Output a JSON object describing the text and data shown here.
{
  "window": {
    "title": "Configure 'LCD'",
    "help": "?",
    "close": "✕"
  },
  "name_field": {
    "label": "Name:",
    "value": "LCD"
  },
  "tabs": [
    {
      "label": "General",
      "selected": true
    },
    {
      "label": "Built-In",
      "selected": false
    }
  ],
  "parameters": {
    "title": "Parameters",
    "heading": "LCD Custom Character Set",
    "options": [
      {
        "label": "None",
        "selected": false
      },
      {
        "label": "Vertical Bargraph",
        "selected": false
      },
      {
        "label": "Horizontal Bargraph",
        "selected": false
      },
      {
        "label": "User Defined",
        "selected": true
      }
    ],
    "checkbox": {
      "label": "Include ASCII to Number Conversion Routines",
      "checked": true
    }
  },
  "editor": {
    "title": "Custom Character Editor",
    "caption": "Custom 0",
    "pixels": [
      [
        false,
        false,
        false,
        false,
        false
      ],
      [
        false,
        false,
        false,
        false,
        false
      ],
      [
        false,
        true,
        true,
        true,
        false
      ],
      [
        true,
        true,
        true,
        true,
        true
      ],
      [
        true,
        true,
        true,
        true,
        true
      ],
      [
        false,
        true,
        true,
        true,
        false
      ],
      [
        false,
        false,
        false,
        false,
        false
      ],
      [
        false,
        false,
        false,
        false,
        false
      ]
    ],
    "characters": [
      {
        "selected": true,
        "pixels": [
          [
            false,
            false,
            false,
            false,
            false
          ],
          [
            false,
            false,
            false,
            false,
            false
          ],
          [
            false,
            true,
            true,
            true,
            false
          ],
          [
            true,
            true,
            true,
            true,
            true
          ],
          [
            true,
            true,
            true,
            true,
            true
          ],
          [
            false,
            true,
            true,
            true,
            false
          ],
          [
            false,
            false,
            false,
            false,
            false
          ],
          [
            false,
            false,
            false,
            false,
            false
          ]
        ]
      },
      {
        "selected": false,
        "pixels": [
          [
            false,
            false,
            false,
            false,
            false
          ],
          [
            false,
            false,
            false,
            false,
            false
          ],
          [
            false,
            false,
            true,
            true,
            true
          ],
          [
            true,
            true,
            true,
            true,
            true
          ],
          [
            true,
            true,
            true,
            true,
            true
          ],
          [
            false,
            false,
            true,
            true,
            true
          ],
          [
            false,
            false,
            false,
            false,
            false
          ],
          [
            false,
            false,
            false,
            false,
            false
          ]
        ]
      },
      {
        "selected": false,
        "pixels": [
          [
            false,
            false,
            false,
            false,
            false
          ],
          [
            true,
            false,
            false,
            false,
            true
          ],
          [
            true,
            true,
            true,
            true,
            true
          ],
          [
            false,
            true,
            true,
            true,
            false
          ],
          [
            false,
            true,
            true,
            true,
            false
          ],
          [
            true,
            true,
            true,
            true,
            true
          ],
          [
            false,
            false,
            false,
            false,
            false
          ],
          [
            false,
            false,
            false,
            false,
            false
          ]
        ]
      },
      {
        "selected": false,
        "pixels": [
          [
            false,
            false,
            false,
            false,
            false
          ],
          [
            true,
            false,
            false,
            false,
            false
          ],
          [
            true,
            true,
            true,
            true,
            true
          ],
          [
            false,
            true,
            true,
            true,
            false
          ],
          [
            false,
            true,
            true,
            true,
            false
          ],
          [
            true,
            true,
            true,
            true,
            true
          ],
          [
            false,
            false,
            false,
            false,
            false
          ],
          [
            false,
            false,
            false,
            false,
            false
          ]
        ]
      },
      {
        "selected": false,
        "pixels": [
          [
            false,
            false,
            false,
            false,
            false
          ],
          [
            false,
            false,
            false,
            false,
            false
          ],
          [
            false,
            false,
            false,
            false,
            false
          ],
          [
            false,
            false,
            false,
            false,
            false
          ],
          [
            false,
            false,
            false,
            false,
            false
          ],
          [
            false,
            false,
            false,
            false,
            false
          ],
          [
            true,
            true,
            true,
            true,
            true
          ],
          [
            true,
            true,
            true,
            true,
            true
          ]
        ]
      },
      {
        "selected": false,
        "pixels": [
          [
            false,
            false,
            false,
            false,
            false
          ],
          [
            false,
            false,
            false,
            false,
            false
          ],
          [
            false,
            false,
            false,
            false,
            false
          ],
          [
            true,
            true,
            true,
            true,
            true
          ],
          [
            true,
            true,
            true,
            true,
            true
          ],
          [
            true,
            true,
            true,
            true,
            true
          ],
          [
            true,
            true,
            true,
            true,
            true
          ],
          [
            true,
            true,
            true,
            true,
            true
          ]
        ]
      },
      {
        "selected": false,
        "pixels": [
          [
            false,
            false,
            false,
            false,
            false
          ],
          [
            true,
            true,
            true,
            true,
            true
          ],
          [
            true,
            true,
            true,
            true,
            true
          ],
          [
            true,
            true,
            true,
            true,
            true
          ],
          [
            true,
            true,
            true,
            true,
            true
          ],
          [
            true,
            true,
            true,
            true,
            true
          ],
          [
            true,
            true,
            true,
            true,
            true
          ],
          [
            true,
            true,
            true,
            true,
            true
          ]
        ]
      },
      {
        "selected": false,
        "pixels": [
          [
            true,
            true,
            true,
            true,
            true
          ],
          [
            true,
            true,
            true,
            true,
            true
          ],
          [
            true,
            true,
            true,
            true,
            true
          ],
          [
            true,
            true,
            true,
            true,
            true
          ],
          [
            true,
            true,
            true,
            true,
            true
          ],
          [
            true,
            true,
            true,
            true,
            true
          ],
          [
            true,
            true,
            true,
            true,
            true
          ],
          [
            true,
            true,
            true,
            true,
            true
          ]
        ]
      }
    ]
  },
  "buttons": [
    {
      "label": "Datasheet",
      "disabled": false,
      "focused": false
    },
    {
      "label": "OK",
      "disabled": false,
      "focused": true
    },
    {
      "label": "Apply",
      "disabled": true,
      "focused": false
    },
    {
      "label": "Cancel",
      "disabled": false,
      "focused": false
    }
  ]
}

* Short exercise *
Each entry above is to be set down again in exactly the same words.

* Task output *
Output a JSON object describing the text and data shown here.
{
  "window": {
    "title": "Configure 'LCD'",
    "help": "?",
    "close": "✕"
  },
  "name_field": {
    "label": "Name:",
    "value": "LCD"
  },
  "tabs": [
    {
      "label": "General",
      "selected": true
    },
    {
      "label": "Built-In",
      "selected": false
    }
  ],
  "parameters": {
    "title": "Parameters",
    "heading": "LCD Custom Character Set",
    "options": [
      {
        "label": "None",
        "selected": false
      },
      {
        "label": "Vertical Bargraph",
        "selected": false
      },
      {
        "label": "Horizontal Bargraph",
        "selected": false
      },
      {
        "label": "User Defined",
        "selected": true
      }
    ],
    "checkbox": {
      "label": "Include ASCII to Number Conversion Routines",
      "checked": true
    }
  },
  "editor": {
    "title": "Custom Character Editor",
    "caption": "Custom 0",
    "pixels": [
      [
        false,
        false,
        false,
        false,
        false
      ],
      [
        false,
        false,
        false,
        false,
        false
      ],
      [
        false,
        true,
        true,
        true,
        false
      ],
      [
        true,
        true,
        true,
        true,
        true
      ],
      [
        true,
        true,
        true,
        true,
        true
      ],
      [
        false,
        true,
        true,
        true,
        false
      ],
      [
        false,
        false,
        false,
        false,
        false
      ],
      [
        false,
        false,
        false,
        false,
        false
      ]
    ],
    "characters": [
      {
        "selected": true,
        "pixels": [
          [
            false,
            false,
            false,
            false,
            false
          ],
          [
            false,
            false,
            false,
            false,
            false
          ],
          [
            false,
            true,
            true,
            true,
            false
          ],
          [
            true,
            true,
            true,
            true,
            true
          ],
          [
            true,
            true,
            true,
            true,
            true
          ],
          [
            false,
            true,
            true,
            true,
            false
          ],
          [
            false,
            false,
            false,
            false,
            false
          ],
          [
            false,
            false,
            false,
            false,
            false
          ]
        ]
      },
      {
        "selected": false,
        "pixels": [
          [
            false,
            false,
            false,
            false,
            false
          ],
          [
            false,
            false,
            false,
            false,
            false
          ],
          [
            false,
            false,
            true,
            true,
            true
          ],
          [
            true,
            true,
            true,
            true,
            true
          ],
          [
            true,
            true,
            true,
            true,
            true
          ],
          [
            false,
            false,
            true,
            true,
            true
          ],
          [
            false,
            false,
            false,
            false,
            false
          ],
          [
            false,
            false,
            false,
            false,
            false
          ]
        ]
      },
      {
        "selected": false,
        "pixels": [
          [
            false,
            false,
            false,
            false,
            false
          ],
          [
            true,
            false,
            false,
            false,
            true
          ],
          [
            true,
            true,
            true,
            true,
            true
          ],
          [
            false,
            true,
            true,
            true,
            false
          ],
          [
            false,
            true,
            true,
            true,
            false
          ],
          [
            true,
            true,
            true,
            true,
            true
          ],
          [
            false,
            false,
            false,
            false,
            false
          ],
          [
            false,
            false,
            false,
            false,
            false
          ]
        ]
      },
      {
        "selected": false,
        "pixels": [
          [
            false,
            false,
            false,
            false,
            false
          ],
          [
            true,
            false,
            false,
            false,
            false
          ],
          [
            true,
            true,
            true,
            true,
            true
          ],
          [
            false,
            true,
            true,
            true,
            false
          ],
          [
            false,
            true,
            true,
            true,
            false
          ],
          [
            true,
            true,
            true,
            true,
            true
          ],
          [
            false,
            false,
            false,
            false,
            false
          ],
          [
            false,
            false,
            false,
            false,
            false
          ]
        ]
      },
      {
        "selected": false,
        "pixels": [
          [
            false,
            false,
            false,
            false,
            false
          ],
          [
            false,
            false,
            false,
            false,
            false
          ],
          [
            false,
            false,
            false,
            false,
            false
          ],
          [
            false,
            false,
            false,
            false,
            false
          ],
          [
            false,
            false,
            false,
            false,
            false
          ],
          [
            false,
            false,
            false,
            false,
            false
          ],
          [
            true,
            true,
            true,
            true,
            true
          ],
          [
            true,
            true,
            true,
            true,
            true
          ]
        ]
      },
      {
        "selected": false,
        "pixels": [
          [
            false,
            false,
            false,
            false,
            false
          ],
          [
            false,
            false,
            false,
            false,
            false
          ],
          [
            false,
            false,
            false,
            false,
            false
          ],
          [
            true,
            true,
            true,
            true,
            true
          ],
          [
            true,
            true,
            true,
            true,
            true
          ],
          [
            true,
            true,
            true,
            true,
            true
          ],
          [
            true,
            true,
            true,
            true,
            true
          ],
          [
            true,
            true,
            true,
            true,
            true
          ]
        ]
      },
      {
        "selected": false,
        "pixels": [
          [
            false,
            false,
            false,
            false,
            false
          ],
          [
            true,
            true,
            true,
            true,
            true
          ],
          [
            true,
            true,
            true,
            true,
            true
          ],
          [
            true,
            true,
            true,
            true,
            true
          ],
          [
            true,
            true,
            true,
            true,
            true
          ],
          [
            true,
            true,
            true,
            true,
            true
          ],
          [
            true,
            true,
            true,
            true,
            true
          ],
          [
            true,
            true,
            true,
            true,
            true
          ]
        ]
      },
      {
        "selected": false,
        "pixels": [
          [
            true,
            true,
            true,
            true,
            true
          ],
          [
            true,
            true,
            true,
            true,
            true
          ],
          [
            true,
            true,
            true,
            true,
            true
          ],
          [
            true,
            true,
            true,
            true,
            true
          ],
          [
            true,
            true,
            true,
            true,
            true
          ],
          [
            true,
            true,
            true,
            true,
            true
          ],
          [
            true,
            true,
            true,
            true,
            true
          ],
          [
            true,
            true,
            true,
            true,
            true
          ]
        ]
      }
    ]
  },
  "buttons": [
    {
      "label": "Datasheet",
      "disabled": false,
      "focused": false
    },
    {
      "label": "OK",
      "disabled": false,
      "focused": true
    },
    {
      "label": "Apply",
      "disabled": true,
      "focused": false
    },
    {
      "label": "Cancel",
      "disabled": false,
      "focused": false
    }
  ]
}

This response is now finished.